▸ **Exercise objective**: Exactly as given, repeat all of the entries.

▸ **Records for this exercise**:
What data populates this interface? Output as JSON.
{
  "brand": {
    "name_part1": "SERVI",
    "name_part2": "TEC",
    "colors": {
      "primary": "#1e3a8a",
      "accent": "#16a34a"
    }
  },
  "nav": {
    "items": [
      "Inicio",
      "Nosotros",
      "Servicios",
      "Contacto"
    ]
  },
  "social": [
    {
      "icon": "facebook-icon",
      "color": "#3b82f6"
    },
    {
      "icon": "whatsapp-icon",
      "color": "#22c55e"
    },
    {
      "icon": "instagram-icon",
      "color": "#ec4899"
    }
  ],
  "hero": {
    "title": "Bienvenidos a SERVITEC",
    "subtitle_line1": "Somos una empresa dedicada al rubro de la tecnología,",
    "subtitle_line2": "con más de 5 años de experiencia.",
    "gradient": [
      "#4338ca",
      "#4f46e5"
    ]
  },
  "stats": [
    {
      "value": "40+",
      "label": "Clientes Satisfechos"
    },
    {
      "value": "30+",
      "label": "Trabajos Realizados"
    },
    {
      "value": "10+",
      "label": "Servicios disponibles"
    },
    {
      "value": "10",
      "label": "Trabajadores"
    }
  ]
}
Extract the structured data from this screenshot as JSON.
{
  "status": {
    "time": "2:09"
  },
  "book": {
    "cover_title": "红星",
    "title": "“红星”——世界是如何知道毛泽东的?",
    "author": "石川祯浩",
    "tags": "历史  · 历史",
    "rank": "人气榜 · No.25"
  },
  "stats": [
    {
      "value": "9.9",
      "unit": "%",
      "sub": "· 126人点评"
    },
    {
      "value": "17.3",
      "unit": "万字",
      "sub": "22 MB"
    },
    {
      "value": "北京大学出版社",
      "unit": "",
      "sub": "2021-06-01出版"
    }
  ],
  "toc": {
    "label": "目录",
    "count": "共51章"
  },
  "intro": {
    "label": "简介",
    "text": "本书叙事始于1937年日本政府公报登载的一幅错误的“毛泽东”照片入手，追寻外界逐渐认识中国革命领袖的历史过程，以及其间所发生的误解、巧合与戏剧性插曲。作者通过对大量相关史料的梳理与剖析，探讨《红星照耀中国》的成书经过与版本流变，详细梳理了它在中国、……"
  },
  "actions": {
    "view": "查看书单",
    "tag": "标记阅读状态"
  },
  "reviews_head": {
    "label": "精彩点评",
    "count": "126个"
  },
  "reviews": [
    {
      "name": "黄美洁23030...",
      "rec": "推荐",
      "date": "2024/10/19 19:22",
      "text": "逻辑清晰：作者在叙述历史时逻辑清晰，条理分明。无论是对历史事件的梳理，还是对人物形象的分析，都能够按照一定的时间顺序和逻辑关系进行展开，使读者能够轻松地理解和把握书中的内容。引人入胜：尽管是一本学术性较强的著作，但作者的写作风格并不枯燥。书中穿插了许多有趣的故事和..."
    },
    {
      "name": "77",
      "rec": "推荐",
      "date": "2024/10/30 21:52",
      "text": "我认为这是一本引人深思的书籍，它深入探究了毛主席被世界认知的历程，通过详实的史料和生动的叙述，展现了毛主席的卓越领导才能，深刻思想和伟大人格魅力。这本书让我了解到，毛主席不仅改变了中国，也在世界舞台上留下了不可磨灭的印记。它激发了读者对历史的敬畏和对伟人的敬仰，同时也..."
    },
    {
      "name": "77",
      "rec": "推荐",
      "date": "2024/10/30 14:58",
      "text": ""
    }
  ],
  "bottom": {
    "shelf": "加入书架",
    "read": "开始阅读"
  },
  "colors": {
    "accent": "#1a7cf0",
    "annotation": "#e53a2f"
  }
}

▸ **Finished answer**:
What data populates this interface? Output as JSON.
{
  "brand": {
    "name_part1": "SERVI",
    "name_part2": "TEC",
    "colors": {
      "primary": "#1e3a8a",
      "accent": "#16a34a"
    }
  },
  "nav": {
    "items": [
      "Inicio",
      "Nosotros",
      "Servicios",
      "Contacto"
    ]
  },
  "social": [
    {
      "icon": "facebook-icon",
      "color": "#3b82f6"
    },
    {
      "icon": "whatsapp-icon",
      "color": "#22c55e"
    },
    {
      "icon": "instagram-icon",
      "color": "#ec4899"
    }
  ],
  "hero": {
    "title": "Bienvenidos a SERVITEC",
    "subtitle_line1": "Somos una empresa dedicada al rubro de la tecnología,",
    "subtitle_line2": "con más de 5 años de experiencia.",
    "gradient": [
      "#4338ca",
      "#4f46e5"
    ]
  },
  "stats": [
    {
      "value": "40+",
      "label": "Clientes Satisfechos"
    },
    {
      "value": "30+",
      "label": "Trabajos Realizados"
    },
    {
      "value": "10+",
      "label": "Servicios disponibles"
    },
    {
      "value": "10",
      "label": "Trabajadores"
    }
  ]
}
Extract the structured data from this screenshot as JSON.
{
  "status": {
    "time": "2:09"
  },
  "book": {
    "cover_title": "红星",
    "title": "“红星”——世界是如何知道毛泽东的?",
    "author": "石川祯浩",
    "tags": "历史  · 历史",
    "rank": "人气榜 · No.25"
  },
  "stats": [
    {
      "value": "9.9",
      "unit": "%",
      "sub": "· 126人点评"
    },
    {
      "value": "17.3",
      "unit": "万字",
      "sub": "22 MB"
    },
    {
      "value": "北京大学出版社",
      "unit": "",
      "sub": "2021-06-01出版"
    }
  ],
  "toc": {
    "label": "目录",
    "count": "共51章"
  },
  "intro": {
    "label": "简介",
    "text": "本书叙事始于1937年日本政府公报登载的一幅错误的“毛泽东”照片入手，追寻外界逐渐认识中国革命领袖的历史过程，以及其间所发生的误解、巧合与戏剧性插曲。作者通过对大量相关史料的梳理与剖析，探讨《红星照耀中国》的成书经过与版本流变，详细梳理了它在中国、……"
  },
  "actions": {
    "view": "查看书单",
    "tag": "标记阅读状态"
  },
  "reviews_head": {
    "label": "精彩点评",
    "count": "126个"
  },
  "reviews": [
    {
      "name": "黄美洁23030...",
      "rec": "推荐",
      "date": "2024/10/19 19:22",
      "text": "逻辑清晰：作者在叙述历史时逻辑清晰，条理分明。无论是对历史事件的梳理，还是对人物形象的分析，都能够按照一定的时间顺序和逻辑关系进行展开，使读者能够轻松地理解和把握书中的内容。引人入胜：尽管是一本学术性较强的著作，但作者的写作风格并不枯燥。书中穿插了许多有趣的故事和..."
    },
    {
      "name": "77",
      "rec": "推荐",
      "date": "2024/10/30 21:52",
      "text": "我认为这是一本引人深思的书籍，它深入探究了毛主席被世界认知的历程，通过详实的史料和生动的叙述，展现了毛主席的卓越领导才能，深刻思想和伟大人格魅力。这本书让我了解到，毛主席不仅改变了中国，也在世界舞台上留下了不可磨灭的印记。它激发了读者对历史的敬畏和对伟人的敬仰，同时也..."
    },
    {
      "name": "77",
      "rec": "推荐",
      "date": "2024/10/30 14:58",
      "text": ""
    }
  ],
  "bottom": {
    "shelf": "加入书架",
    "read": "开始阅读"
  },
  "colors": {
    "accent": "#1a7cf0",
    "annotation": "#e53a2f"
  }
}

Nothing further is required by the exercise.